_Job_
Each entry below is to be printed verbatim.

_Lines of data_
◇ ◇ ◇ ◇ ◇ ◇ ◇
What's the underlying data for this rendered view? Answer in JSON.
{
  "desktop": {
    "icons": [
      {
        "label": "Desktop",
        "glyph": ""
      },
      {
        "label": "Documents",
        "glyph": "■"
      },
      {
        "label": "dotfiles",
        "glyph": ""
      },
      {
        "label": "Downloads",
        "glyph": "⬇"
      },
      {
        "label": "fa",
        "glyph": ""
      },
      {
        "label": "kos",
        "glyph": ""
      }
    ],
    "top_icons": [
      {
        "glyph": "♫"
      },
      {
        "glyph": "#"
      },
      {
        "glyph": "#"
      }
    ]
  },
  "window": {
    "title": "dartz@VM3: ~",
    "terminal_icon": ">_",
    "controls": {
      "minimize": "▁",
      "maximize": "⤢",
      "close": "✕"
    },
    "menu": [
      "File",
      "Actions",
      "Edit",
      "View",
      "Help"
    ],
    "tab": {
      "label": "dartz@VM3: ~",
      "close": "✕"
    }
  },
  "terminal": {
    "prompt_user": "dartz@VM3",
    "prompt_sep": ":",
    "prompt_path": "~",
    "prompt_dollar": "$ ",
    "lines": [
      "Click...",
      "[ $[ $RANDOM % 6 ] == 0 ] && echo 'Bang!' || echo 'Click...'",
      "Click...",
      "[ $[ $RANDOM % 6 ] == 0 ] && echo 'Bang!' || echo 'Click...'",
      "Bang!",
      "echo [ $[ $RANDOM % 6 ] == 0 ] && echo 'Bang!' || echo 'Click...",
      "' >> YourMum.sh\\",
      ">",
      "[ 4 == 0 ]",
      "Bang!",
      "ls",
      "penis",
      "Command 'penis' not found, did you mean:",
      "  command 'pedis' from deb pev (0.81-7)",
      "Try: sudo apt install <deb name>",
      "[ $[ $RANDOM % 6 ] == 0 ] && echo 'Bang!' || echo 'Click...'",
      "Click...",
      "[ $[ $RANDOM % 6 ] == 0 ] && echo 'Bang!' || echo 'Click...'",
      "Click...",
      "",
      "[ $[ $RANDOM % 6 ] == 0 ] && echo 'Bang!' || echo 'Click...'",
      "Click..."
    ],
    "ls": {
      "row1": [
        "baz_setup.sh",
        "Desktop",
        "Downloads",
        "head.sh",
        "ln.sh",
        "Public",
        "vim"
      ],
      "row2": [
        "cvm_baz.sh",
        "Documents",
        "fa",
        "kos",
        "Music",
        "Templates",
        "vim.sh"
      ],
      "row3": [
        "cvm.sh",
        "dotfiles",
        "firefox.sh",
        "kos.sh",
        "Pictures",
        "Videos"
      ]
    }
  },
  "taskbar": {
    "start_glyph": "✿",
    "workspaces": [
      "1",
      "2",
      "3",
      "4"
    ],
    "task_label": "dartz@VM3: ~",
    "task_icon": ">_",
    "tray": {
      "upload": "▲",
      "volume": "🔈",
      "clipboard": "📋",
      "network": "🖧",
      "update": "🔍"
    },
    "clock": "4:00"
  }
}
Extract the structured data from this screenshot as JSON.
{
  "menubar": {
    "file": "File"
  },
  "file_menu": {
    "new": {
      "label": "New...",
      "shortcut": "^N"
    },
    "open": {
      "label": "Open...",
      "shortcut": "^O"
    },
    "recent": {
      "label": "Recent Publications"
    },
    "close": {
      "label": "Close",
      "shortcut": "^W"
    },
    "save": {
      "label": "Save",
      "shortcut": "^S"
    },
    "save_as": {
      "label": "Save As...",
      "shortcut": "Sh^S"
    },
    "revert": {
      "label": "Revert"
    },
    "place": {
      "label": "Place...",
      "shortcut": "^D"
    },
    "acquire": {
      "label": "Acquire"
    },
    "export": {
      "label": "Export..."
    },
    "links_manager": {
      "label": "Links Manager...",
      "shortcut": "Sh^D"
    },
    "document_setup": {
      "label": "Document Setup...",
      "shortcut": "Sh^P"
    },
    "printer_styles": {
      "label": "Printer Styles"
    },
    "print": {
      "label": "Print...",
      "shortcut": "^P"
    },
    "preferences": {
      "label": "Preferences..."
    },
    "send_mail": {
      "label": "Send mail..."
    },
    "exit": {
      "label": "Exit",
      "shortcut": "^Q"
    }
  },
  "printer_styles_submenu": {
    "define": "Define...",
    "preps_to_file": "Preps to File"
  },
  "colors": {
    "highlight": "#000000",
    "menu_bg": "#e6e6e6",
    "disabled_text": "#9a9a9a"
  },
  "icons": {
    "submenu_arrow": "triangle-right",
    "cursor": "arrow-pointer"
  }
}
◇ ◇ ◇ ◇ ◇ ◇ ◇
_Answer below_
What's the underlying data for this rendered view? Answer in JSON.
{
  "desktop": {
    "icons": [
      {
        "label": "Desktop",
        "glyph": ""
      },
      {
        "label": "Documents",
        "glyph": "■"
      },
      {
        "label": "dotfiles",
        "glyph": ""
      },
      {
        "label": "Downloads",
        "glyph": "⬇"
      },
      {
        "label": "fa",
        "glyph": ""
      },
      {
        "label": "kos",
        "glyph": ""
      }
    ],
    "top_icons": [
      {
        "glyph": "♫"
      },
      {
        "glyph": "#"
      },
      {
        "glyph": "#"
      }
    ]
  },
  "window": {
    "title": "dartz@VM3: ~",
    "terminal_icon": ">_",
    "controls": {
      "minimize": "▁",
      "maximize": "⤢",
      "close": "✕"
    },
    "menu": [
      "File",
      "Actions",
      "Edit",
      "View",
      "Help"
    ],
    "tab": {
      "label": "dartz@VM3: ~",
      "close": "✕"
    }
  },
  "terminal": {
    "prompt_user": "dartz@VM3",
    "prompt_sep": ":",
    "prompt_path": "~",
    "prompt_dollar": "$ ",
    "lines": [
      "Click...",
      "[ $[ $RANDOM % 6 ] == 0 ] && echo 'Bang!' || echo 'Click...'",
      "Click...",
      "[ $[ $RANDOM % 6 ] == 0 ] && echo 'Bang!' || echo 'Click...'",
      "Bang!",
      "echo [ $[ $RANDOM % 6 ] == 0 ] && echo 'Bang!' || echo 'Click...",
      "' >> YourMum.sh\\",
      ">",
      "[ 4 == 0 ]",
      "Bang!",
      "ls",
      "penis",
      "Command 'penis' not found, did you mean:",
      "  command 'pedis' from deb pev (0.81-7)",
      "Try: sudo apt install <deb name>",
      "[ $[ $RANDOM % 6 ] == 0 ] && echo 'Bang!' || echo 'Click...'",
      "Click...",
      "[ $[ $RANDOM % 6 ] == 0 ] && echo 'Bang!' || echo 'Click...'",
      "Click...",
      "",
      "[ $[ $RANDOM % 6 ] == 0 ] && echo 'Bang!' || echo 'Click...'",
      "Click..."
    ],
    "ls": {
      "row1": [
        "baz_setup.sh",
        "Desktop",
        "Downloads",
        "head.sh",
        "ln.sh",
        "Public",
        "vim"
      ],
      "row2": [
        "cvm_baz.sh",
        "Documents",
        "fa",
        "kos",
        "Music",
        "Templates",
        "vim.sh"
      ],
      "row3": [
        "cvm.sh",
        "dotfiles",
        "firefox.sh",
        "kos.sh",
        "Pictures",
        "Videos"
      ]
    }
  },
  "taskbar": {
    "start_glyph": "✿",
    "workspaces": [
      "1",
      "2",
      "3",
      "4"
    ],
    "task_label": "dartz@VM3: ~",
    "task_icon": ">_",
    "tray": {
      "upload": "▲",
      "volume": "🔈",
      "clipboard": "📋",
      "network": "🖧",
      "update": "🔍"
    },
    "clock": "4:00"
  }
}
Extract the structured data from this screenshot as JSON.
{
  "menubar": {
    "file": "File"
  },
  "file_menu": {
    "new": {
      "label": "New...",
      "shortcut": "^N"
    },
    "open": {
      "label": "Open...",
      "shortcut": "^O"
    },
    "recent": {
      "label": "Recent Publications"
    },
    "close": {
      "label": "Close",
      "shortcut": "^W"
    },
    "save": {
      "label": "Save",
      "shortcut": "^S"
    },
    "save_as": {
      "label": "Save As...",
      "shortcut": "Sh^S"
    },
    "revert": {
      "label": "Revert"
    },
    "place": {
      "label": "Place...",
      "shortcut": "^D"
    },
    "acquire": {
      "label": "Acquire"
    },
    "export": {
      "label": "Export..."
    },
    "links_manager": {
      "label": "Links Manager...",
      "shortcut": "Sh^D"
    },
    "document_setup": {
      "label": "Document Setup...",
      "shortcut": "Sh^P"
    },
    "printer_styles": {
      "label": "Printer Styles"
    },
    "print": {
      "label": "Print...",
      "shortcut": "^P"
    },
    "preferences": {
      "label": "Preferences..."
    },
    "send_mail": {
      "label": "Send mail..."
    },
    "exit": {
      "label": "Exit",
      "shortcut": "^Q"
    }
  },
  "printer_styles_submenu": {
    "define": "Define...",
    "preps_to_file": "Preps to File"
  },
  "colors": {
    "highlight": "#000000",
    "menu_bg": "#e6e6e6",
    "disabled_text": "#9a9a9a"
  },
  "icons": {
    "submenu_arrow": "triangle-right",
    "cursor": "arrow-pointer"
  }
}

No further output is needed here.